REQUIREMENTS
From the entries below, pull out each line where "территории" appears.
++++
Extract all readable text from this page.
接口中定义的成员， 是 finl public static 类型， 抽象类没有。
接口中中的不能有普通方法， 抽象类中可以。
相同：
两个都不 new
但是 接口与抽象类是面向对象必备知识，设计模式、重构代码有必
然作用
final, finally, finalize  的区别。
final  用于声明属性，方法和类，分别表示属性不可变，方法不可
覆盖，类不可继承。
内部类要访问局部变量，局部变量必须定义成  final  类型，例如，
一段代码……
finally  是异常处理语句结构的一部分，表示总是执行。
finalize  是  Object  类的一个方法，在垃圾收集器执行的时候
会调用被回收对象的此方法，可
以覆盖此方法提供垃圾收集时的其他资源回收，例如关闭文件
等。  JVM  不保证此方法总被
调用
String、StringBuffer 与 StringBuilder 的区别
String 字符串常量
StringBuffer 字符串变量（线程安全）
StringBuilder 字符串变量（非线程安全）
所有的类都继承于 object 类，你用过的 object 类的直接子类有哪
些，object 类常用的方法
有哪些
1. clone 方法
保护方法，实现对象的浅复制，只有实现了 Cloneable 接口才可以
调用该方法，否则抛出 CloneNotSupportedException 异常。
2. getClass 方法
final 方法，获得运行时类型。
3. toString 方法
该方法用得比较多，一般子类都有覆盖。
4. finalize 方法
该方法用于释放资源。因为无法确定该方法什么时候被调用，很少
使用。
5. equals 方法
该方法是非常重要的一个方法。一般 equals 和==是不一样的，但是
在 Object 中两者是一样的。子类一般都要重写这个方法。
++++
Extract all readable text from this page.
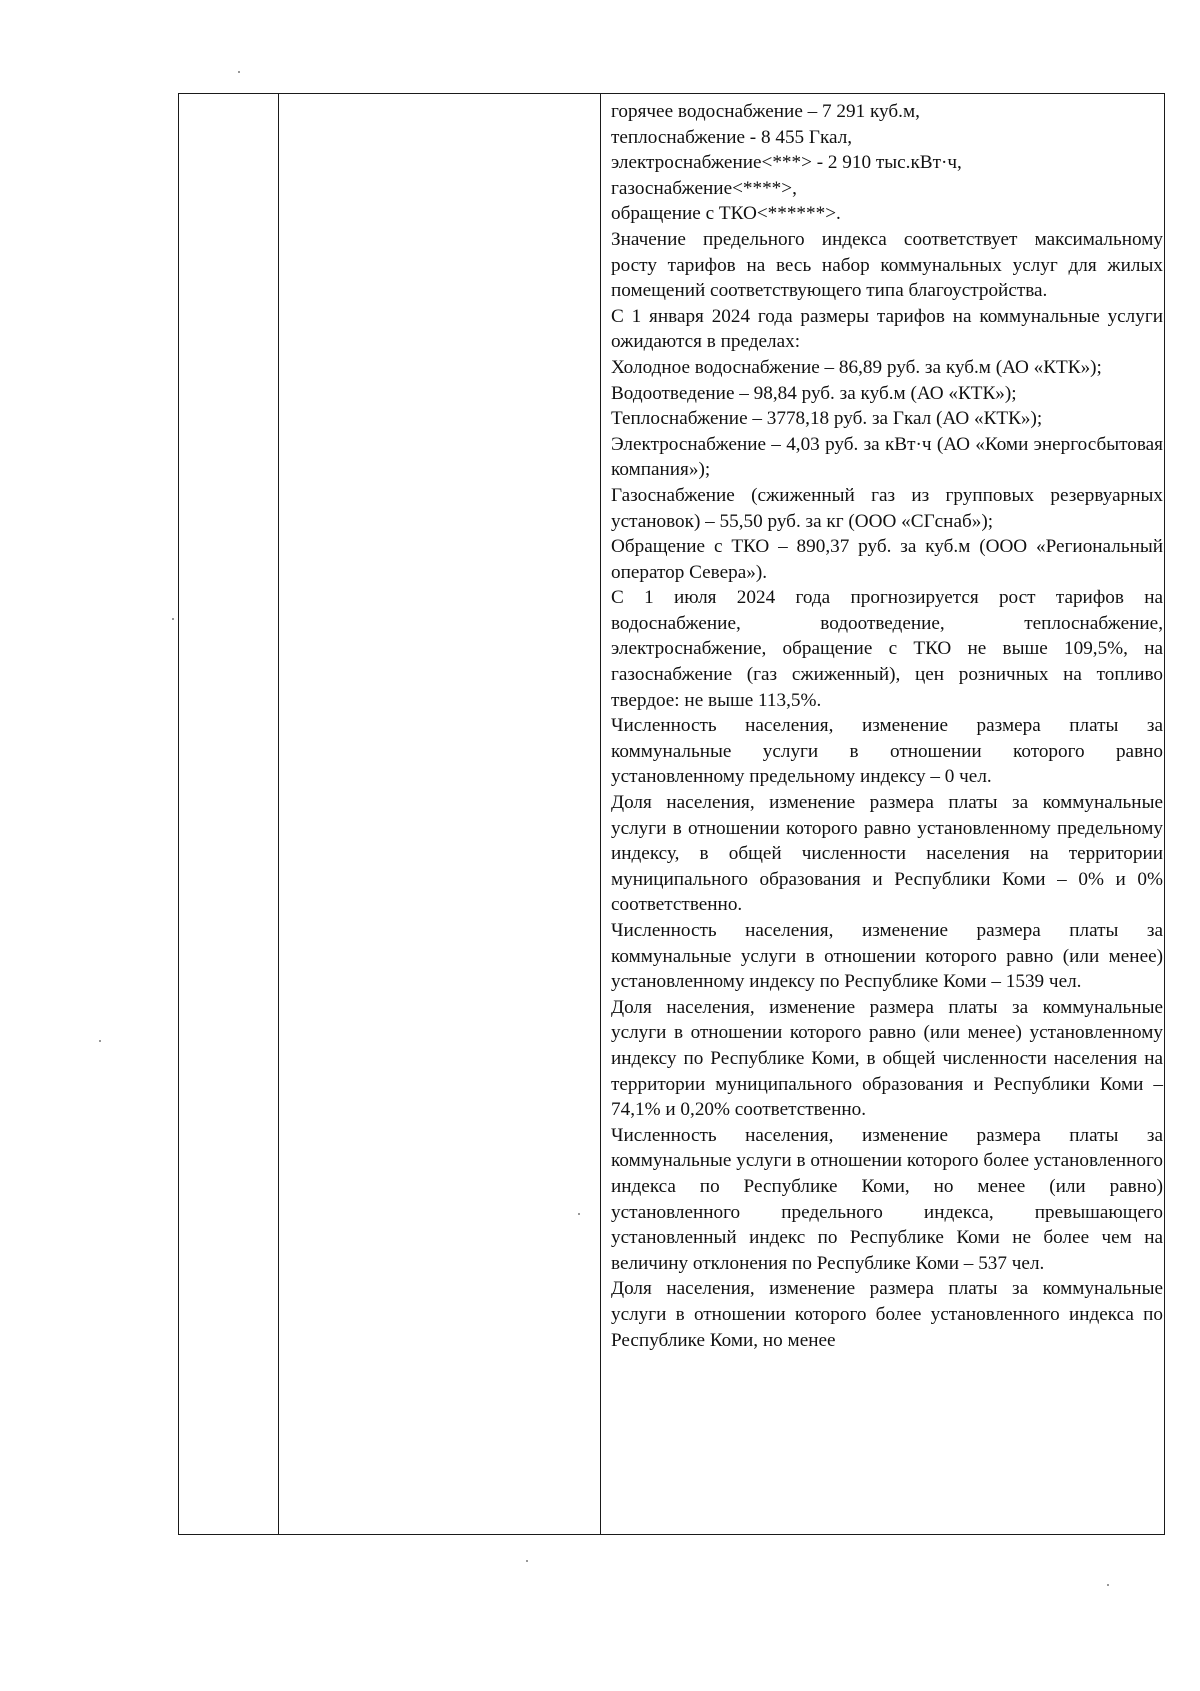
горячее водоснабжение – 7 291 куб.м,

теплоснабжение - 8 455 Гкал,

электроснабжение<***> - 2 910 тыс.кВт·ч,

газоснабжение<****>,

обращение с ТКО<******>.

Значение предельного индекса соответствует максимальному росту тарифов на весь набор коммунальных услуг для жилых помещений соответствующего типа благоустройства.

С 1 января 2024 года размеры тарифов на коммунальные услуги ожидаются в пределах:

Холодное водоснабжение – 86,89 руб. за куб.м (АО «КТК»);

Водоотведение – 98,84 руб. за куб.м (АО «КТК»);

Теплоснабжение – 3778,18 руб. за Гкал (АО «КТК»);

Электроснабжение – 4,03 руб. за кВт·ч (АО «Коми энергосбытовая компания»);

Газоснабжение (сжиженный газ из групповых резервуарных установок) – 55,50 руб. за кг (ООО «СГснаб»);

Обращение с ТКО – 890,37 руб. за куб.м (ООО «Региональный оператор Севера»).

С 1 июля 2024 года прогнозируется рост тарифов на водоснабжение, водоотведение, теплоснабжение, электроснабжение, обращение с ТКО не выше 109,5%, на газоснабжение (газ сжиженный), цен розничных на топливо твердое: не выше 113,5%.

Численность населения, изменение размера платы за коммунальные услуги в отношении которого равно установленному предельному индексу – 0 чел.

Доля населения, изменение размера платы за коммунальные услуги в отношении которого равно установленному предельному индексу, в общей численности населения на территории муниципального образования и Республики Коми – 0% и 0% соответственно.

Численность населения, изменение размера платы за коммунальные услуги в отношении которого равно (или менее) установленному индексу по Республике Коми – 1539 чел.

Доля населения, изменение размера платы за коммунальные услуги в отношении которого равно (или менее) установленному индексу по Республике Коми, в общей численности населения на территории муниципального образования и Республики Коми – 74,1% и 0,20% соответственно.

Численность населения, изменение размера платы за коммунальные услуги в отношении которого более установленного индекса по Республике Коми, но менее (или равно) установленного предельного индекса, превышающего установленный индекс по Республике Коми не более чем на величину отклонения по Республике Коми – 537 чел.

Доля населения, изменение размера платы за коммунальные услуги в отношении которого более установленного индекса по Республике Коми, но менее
++++
TASK RESULT
Доля населения, изменение размера платы за коммунальные услуги в отношении которого равно установленному предельному индексу, в общей численности населения на территории муниципального образования и Республики Коми – 0% и 0% соответственно.
Доля населения, изменение размера платы за коммунальные услуги в отношении которого равно (или менее) установленному индексу по Республике Коми, в общей численности населения на территории муниципального образования и Республики Коми – 74,1% и 0,20% соответственно.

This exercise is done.